## WORK TO COMPLETE
Take the data below and repeat it exactly.

-- start DATASET ROWS --

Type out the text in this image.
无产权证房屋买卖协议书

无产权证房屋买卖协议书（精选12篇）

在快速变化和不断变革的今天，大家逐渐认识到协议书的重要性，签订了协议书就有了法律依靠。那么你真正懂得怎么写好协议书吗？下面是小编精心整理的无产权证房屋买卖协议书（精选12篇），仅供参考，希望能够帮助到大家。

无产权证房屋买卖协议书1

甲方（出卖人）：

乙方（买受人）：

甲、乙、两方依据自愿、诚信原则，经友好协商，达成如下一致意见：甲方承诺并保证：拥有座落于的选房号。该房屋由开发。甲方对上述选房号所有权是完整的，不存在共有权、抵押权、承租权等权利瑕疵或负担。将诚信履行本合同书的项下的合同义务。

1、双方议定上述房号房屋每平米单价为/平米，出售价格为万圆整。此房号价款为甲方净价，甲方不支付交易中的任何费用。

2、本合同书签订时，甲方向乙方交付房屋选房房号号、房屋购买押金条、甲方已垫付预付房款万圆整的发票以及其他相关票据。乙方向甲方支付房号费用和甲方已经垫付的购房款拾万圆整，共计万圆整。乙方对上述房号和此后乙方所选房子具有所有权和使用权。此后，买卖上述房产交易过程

-- end DATASET ROWS --

## THE ANSWER
Type out the text in this image.
无产权证房屋买卖协议书

无产权证房屋买卖协议书（精选12篇）

在快速变化和不断变革的今天，大家逐渐认识到协议书的重要性，签订了协议书就有了法律依靠。那么你真正懂得怎么写好协议书吗？下面是小编精心整理的无产权证房屋买卖协议书（精选12篇），仅供参考，希望能够帮助到大家。

无产权证房屋买卖协议书1

甲方（出卖人）：

乙方（买受人）：

甲、乙、两方依据自愿、诚信原则，经友好协商，达成如下一致意见：甲方承诺并保证：拥有座落于的选房号。该房屋由开发。甲方对上述选房号所有权是完整的，不存在共有权、抵押权、承租权等权利瑕疵或负担。将诚信履行本合同书的项下的合同义务。

1、双方议定上述房号房屋每平米单价为/平米，出售价格为万圆整。此房号价款为甲方净价，甲方不支付交易中的任何费用。

2、本合同书签订时，甲方向乙方交付房屋选房房号号、房屋购买押金条、甲方已垫付预付房款万圆整的发票以及其他相关票据。乙方向甲方支付房号费用和甲方已经垫付的购房款拾万圆整，共计万圆整。乙方对上述房号和此后乙方所选房子具有所有权和使用权。此后，买卖上述房产交易过程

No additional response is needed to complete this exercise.